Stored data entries
* * *
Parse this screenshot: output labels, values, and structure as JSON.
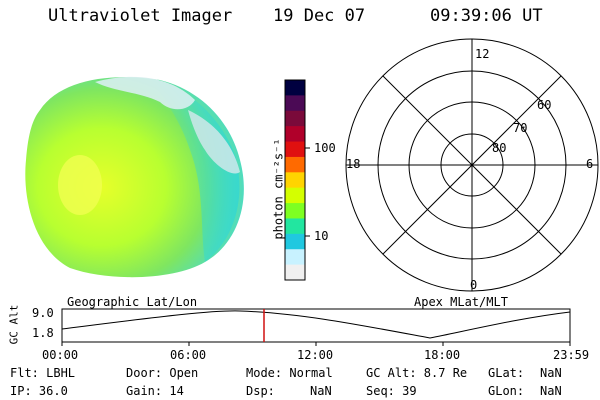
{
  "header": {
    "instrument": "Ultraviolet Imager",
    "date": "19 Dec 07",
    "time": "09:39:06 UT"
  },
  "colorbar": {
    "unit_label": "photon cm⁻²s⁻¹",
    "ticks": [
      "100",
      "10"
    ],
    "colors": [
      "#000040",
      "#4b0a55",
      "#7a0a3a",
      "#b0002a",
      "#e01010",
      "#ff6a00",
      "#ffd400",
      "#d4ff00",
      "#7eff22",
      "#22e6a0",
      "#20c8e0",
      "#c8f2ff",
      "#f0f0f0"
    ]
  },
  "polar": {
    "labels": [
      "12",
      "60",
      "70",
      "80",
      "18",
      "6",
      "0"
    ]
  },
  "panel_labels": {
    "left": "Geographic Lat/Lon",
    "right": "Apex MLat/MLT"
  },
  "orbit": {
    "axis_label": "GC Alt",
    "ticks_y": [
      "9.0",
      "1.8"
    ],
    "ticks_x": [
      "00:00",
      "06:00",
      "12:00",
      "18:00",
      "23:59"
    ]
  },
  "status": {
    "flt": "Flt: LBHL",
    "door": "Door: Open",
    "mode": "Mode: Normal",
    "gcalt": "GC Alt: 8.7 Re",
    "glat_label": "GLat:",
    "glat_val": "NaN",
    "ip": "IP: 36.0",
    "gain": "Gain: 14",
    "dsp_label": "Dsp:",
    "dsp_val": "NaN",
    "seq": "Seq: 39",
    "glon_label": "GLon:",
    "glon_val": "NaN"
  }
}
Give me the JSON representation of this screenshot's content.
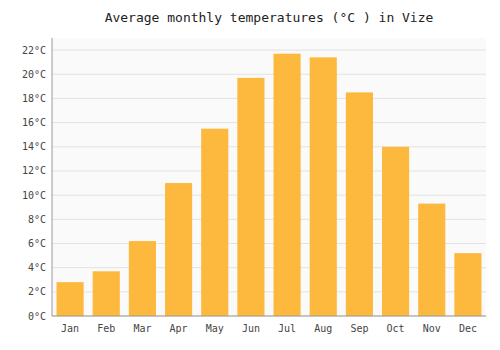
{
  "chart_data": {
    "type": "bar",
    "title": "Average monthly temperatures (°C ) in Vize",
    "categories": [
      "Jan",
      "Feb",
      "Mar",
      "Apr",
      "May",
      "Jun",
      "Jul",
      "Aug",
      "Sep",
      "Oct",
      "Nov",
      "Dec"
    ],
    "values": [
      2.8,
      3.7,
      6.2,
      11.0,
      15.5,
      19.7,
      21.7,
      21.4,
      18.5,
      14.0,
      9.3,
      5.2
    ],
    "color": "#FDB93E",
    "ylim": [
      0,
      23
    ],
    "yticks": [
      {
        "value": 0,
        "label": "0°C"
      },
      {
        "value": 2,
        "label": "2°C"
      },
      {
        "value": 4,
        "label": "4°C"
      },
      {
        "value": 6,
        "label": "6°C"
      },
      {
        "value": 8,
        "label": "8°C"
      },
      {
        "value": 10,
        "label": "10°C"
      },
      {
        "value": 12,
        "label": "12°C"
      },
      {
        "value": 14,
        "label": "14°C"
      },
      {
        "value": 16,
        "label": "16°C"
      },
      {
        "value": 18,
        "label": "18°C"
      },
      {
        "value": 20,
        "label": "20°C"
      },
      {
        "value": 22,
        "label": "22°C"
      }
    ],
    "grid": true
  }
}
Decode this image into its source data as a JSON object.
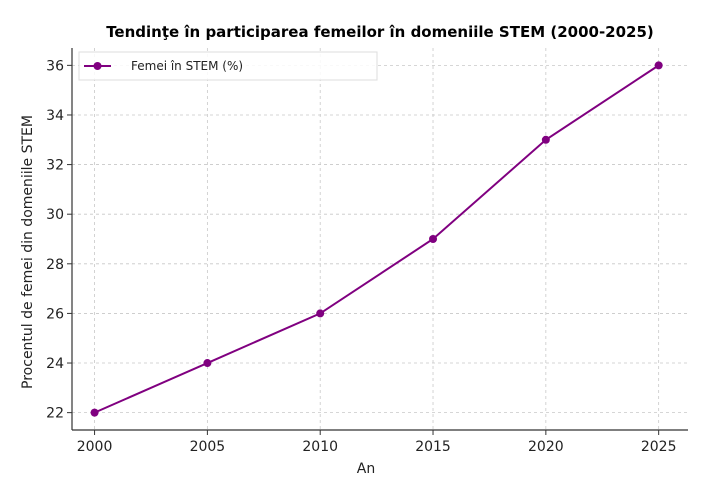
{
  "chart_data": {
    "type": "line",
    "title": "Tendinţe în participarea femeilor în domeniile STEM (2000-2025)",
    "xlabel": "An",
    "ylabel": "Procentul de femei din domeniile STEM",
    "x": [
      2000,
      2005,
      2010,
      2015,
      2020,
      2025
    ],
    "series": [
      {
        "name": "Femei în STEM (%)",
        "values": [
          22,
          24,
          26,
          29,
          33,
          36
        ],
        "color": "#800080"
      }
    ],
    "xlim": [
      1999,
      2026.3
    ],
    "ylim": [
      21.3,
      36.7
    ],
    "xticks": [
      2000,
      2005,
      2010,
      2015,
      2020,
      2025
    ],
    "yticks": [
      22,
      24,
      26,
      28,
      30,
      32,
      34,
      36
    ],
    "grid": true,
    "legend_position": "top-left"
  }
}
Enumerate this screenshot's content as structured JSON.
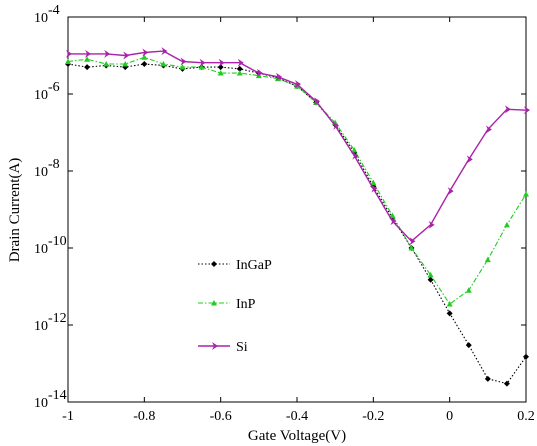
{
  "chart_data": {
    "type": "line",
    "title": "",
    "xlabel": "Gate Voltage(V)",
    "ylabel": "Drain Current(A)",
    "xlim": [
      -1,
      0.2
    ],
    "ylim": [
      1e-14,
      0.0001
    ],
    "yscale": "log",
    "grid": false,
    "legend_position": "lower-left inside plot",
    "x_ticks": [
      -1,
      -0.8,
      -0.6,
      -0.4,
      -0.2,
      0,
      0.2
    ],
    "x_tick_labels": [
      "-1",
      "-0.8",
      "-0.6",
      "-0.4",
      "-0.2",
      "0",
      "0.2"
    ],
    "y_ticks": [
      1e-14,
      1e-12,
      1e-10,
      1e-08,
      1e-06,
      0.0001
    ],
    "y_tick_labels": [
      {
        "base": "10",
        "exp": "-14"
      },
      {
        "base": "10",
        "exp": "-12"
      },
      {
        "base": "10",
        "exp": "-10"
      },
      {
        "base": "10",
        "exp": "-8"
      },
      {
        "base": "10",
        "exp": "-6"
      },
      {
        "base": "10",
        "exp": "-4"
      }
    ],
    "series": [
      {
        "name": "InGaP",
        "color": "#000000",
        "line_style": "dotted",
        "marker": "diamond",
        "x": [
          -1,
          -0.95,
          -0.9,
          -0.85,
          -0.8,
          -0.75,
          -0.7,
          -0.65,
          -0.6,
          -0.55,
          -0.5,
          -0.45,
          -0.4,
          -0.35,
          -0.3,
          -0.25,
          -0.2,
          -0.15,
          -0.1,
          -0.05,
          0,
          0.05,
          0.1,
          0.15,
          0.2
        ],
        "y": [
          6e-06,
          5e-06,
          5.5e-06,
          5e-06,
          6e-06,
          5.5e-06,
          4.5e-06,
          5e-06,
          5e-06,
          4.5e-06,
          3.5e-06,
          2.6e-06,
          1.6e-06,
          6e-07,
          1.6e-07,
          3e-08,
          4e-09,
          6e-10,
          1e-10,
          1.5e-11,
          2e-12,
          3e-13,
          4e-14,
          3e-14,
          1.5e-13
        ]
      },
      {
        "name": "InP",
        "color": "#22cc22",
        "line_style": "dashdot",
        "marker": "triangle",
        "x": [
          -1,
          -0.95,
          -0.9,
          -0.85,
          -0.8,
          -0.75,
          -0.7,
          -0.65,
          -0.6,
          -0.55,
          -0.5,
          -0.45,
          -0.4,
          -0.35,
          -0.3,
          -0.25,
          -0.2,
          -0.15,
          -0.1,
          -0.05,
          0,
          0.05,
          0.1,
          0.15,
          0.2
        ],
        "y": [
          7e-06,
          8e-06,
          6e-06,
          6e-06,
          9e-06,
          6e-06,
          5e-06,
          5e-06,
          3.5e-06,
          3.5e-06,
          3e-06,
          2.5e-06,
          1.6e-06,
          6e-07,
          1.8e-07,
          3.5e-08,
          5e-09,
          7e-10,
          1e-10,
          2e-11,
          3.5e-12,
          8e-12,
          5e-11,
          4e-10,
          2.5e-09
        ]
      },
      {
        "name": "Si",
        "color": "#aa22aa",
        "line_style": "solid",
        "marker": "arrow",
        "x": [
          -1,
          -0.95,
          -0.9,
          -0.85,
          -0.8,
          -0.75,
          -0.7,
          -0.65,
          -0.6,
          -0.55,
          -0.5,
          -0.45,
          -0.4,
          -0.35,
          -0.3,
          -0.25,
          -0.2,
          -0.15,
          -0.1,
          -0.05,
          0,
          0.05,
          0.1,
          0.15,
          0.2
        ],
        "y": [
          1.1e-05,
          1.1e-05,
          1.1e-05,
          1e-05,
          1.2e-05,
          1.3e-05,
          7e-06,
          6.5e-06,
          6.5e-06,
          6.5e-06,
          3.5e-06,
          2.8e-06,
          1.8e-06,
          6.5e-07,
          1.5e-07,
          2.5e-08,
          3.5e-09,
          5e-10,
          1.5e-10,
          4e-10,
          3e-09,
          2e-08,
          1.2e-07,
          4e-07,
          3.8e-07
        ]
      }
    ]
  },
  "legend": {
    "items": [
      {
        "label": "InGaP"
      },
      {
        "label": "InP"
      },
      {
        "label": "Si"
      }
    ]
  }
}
* * *
* [The task]: How many lines of these entries hold the string "ylabel"? Answer with the number alone.

* [Problem solution]: 2